__Problem to solve__
Pull every line containing "Тульская" from the entries.

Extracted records
★ ★ ★

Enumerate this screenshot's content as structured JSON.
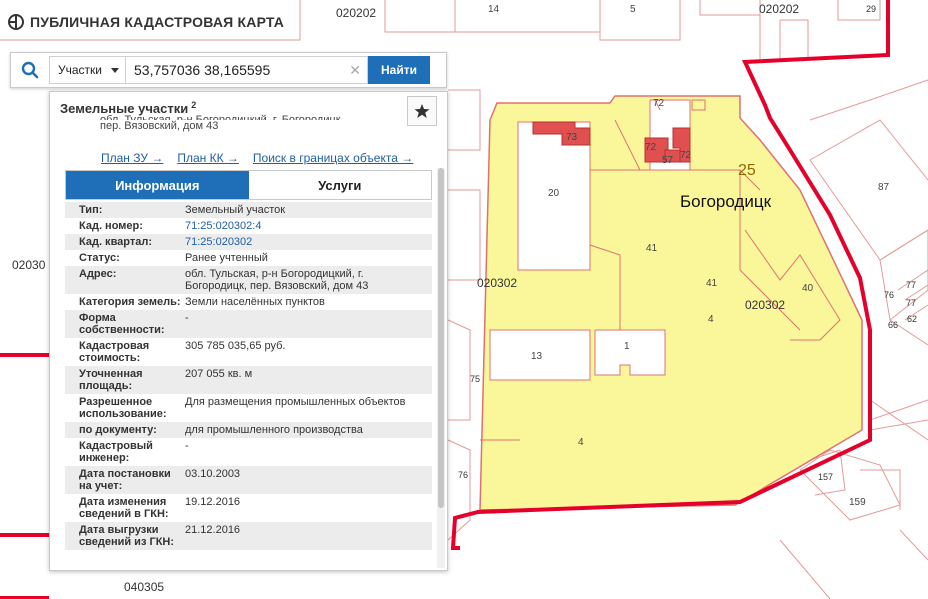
{
  "app": {
    "title": "ПУБЛИЧНАЯ КАДАСТРОВАЯ КАРТА"
  },
  "search": {
    "type_label": "Участки",
    "query": "53,757036 38,165595",
    "find_label": "Найти"
  },
  "panel": {
    "title": "Земельные участки",
    "count": "2",
    "address_cut_line1": "обл. Тульская, р-н Богородицкий, г. Богородицк,",
    "address_cut_line2": "пер. Вязовский, дом 43",
    "links": {
      "plan_zu": "План ЗУ →",
      "plan_kk": "План КК →",
      "search_bounds": "Поиск в границах объекта →"
    },
    "tabs": {
      "info": "Информация",
      "services": "Услуги"
    },
    "rows": [
      {
        "k": "Тип:",
        "v": "Земельный участок"
      },
      {
        "k": "Кад. номер:",
        "v": "71:25:020302:4"
      },
      {
        "k": "Кад. квартал:",
        "v": "71:25:020302"
      },
      {
        "k": "Статус:",
        "v": "Ранее учтенный"
      },
      {
        "k": "Адрес:",
        "v": "обл. Тульская, р-н Богородицкий, г. Богородицк, пер. Вязовский, дом 43"
      },
      {
        "k": "Категория земель:",
        "v": "Земли населённых пунктов"
      },
      {
        "k": "Форма собственности:",
        "v": "-"
      },
      {
        "k": "Кадастровая стоимость:",
        "v": "305 785 035,65 руб."
      },
      {
        "k": "Уточненная площадь:",
        "v": "207 055 кв. м"
      },
      {
        "k": "Разрешенное использование:",
        "v": "Для размещения промышленных объектов"
      },
      {
        "k": "по документу:",
        "v": "для промышленного производства"
      },
      {
        "k": "Кадастровый инженер:",
        "v": "-"
      },
      {
        "k": "Дата постановки на учет:",
        "v": "03.10.2003"
      },
      {
        "k": "Дата изменения сведений в ГКН:",
        "v": "19.12.2016"
      },
      {
        "k": "Дата выгрузки сведений из ГКН:",
        "v": "21.12.2016"
      }
    ]
  },
  "map": {
    "city": "Богородицк",
    "quarters": [
      "020202",
      "020202",
      "02030",
      "020302",
      "020302",
      "040305"
    ],
    "parcels": [
      "14",
      "5",
      "73",
      "72",
      "72",
      "57",
      "72",
      "20",
      "25",
      "87",
      "41",
      "41",
      "40",
      "4",
      "13",
      "1",
      "75",
      "4",
      "76",
      "157",
      "159",
      "77",
      "77",
      "76",
      "66",
      "62",
      "29"
    ]
  },
  "colors": {
    "accent": "#1e6fb8",
    "boundary": "#e4002b",
    "parcel_fill": "#faf79a",
    "link": "#1f5fa3"
  }
}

★ ★ ★

__Task solution__
    "address_cut_line1": "обл. Тульская, р-н Богородицкий, г. Богородицк,",
        "v": "обл. Тульская, р-н Богородицкий, г. Богородицк, пер. Вязовский, дом 43"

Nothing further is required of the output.